> [BRIEF]: Reproduce every entry exactly, without alteration.

> [RECORD LIST]:

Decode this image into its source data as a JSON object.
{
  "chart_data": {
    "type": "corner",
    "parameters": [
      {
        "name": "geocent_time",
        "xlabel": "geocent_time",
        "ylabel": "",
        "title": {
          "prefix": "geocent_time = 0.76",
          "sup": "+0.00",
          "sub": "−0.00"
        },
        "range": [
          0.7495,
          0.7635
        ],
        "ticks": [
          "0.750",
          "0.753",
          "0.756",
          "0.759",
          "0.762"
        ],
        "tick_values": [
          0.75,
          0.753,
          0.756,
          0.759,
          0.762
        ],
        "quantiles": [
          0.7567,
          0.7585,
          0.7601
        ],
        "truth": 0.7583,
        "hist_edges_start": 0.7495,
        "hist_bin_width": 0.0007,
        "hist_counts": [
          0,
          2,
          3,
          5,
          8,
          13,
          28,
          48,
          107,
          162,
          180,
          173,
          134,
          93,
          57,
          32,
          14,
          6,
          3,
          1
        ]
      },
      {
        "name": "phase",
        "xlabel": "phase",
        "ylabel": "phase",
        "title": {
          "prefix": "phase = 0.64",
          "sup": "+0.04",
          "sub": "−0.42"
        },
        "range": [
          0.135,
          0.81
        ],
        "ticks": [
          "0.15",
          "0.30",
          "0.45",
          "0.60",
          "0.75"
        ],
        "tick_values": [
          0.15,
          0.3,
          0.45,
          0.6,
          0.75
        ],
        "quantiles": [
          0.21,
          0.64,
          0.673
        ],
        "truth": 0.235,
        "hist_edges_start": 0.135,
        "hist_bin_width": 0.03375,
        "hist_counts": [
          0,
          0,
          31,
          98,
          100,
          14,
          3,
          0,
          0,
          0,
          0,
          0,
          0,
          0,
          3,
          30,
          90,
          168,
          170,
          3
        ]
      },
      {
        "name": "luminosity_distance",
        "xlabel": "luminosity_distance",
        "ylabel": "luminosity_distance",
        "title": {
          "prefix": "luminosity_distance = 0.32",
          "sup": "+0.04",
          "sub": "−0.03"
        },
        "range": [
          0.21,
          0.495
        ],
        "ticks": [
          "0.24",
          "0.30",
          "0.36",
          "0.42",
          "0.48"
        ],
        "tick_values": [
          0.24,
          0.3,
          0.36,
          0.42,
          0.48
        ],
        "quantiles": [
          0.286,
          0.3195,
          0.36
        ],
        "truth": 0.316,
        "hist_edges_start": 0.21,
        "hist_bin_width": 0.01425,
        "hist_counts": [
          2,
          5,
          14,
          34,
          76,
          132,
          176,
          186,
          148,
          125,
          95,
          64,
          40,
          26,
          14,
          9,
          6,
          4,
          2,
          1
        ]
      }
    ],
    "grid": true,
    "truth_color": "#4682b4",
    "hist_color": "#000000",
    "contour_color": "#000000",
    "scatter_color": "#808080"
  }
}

> [REPLY]:
Decode this image into its source data as a JSON object.
{
  "chart_data": {
    "type": "corner",
    "parameters": [
      {
        "name": "geocent_time",
        "xlabel": "geocent_time",
        "ylabel": "",
        "title": {
          "prefix": "geocent_time = 0.76",
          "sup": "+0.00",
          "sub": "−0.00"
        },
        "range": [
          0.7495,
          0.7635
        ],
        "ticks": [
          "0.750",
          "0.753",
          "0.756",
          "0.759",
          "0.762"
        ],
        "tick_values": [
          0.75,
          0.753,
          0.756,
          0.759,
          0.762
        ],
        "quantiles": [
          0.7567,
          0.7585,
          0.7601
        ],
        "truth": 0.7583,
        "hist_edges_start": 0.7495,
        "hist_bin_width": 0.0007,
        "hist_counts": [
          0,
          2,
          3,
          5,
          8,
          13,
          28,
          48,
          107,
          162,
          180,
          173,
          134,
          93,
          57,
          32,
          14,
          6,
          3,
          1
        ]
      },
      {
        "name": "phase",
        "xlabel": "phase",
        "ylabel": "phase",
        "title": {
          "prefix": "phase = 0.64",
          "sup": "+0.04",
          "sub": "−0.42"
        },
        "range": [
          0.135,
          0.81
        ],
        "ticks": [
          "0.15",
          "0.30",
          "0.45",
          "0.60",
          "0.75"
        ],
        "tick_values": [
          0.15,
          0.3,
          0.45,
          0.6,
          0.75
        ],
        "quantiles": [
          0.21,
          0.64,
          0.673
        ],
        "truth": 0.235,
        "hist_edges_start": 0.135,
        "hist_bin_width": 0.03375,
        "hist_counts": [
          0,
          0,
          31,
          98,
          100,
          14,
          3,
          0,
          0,
          0,
          0,
          0,
          0,
          0,
          3,
          30,
          90,
          168,
          170,
          3
        ]
      },
      {
        "name": "luminosity_distance",
        "xlabel": "luminosity_distance",
        "ylabel": "luminosity_distance",
        "title": {
          "prefix": "luminosity_distance = 0.32",
          "sup": "+0.04",
          "sub": "−0.03"
        },
        "range": [
          0.21,
          0.495
        ],
        "ticks": [
          "0.24",
          "0.30",
          "0.36",
          "0.42",
          "0.48"
        ],
        "tick_values": [
          0.24,
          0.3,
          0.36,
          0.42,
          0.48
        ],
        "quantiles": [
          0.286,
          0.3195,
          0.36
        ],
        "truth": 0.316,
        "hist_edges_start": 0.21,
        "hist_bin_width": 0.01425,
        "hist_counts": [
          2,
          5,
          14,
          34,
          76,
          132,
          176,
          186,
          148,
          125,
          95,
          64,
          40,
          26,
          14,
          9,
          6,
          4,
          2,
          1
        ]
      }
    ],
    "grid": true,
    "truth_color": "#4682b4",
    "hist_color": "#000000",
    "contour_color": "#000000",
    "scatter_color": "#808080"
  }
}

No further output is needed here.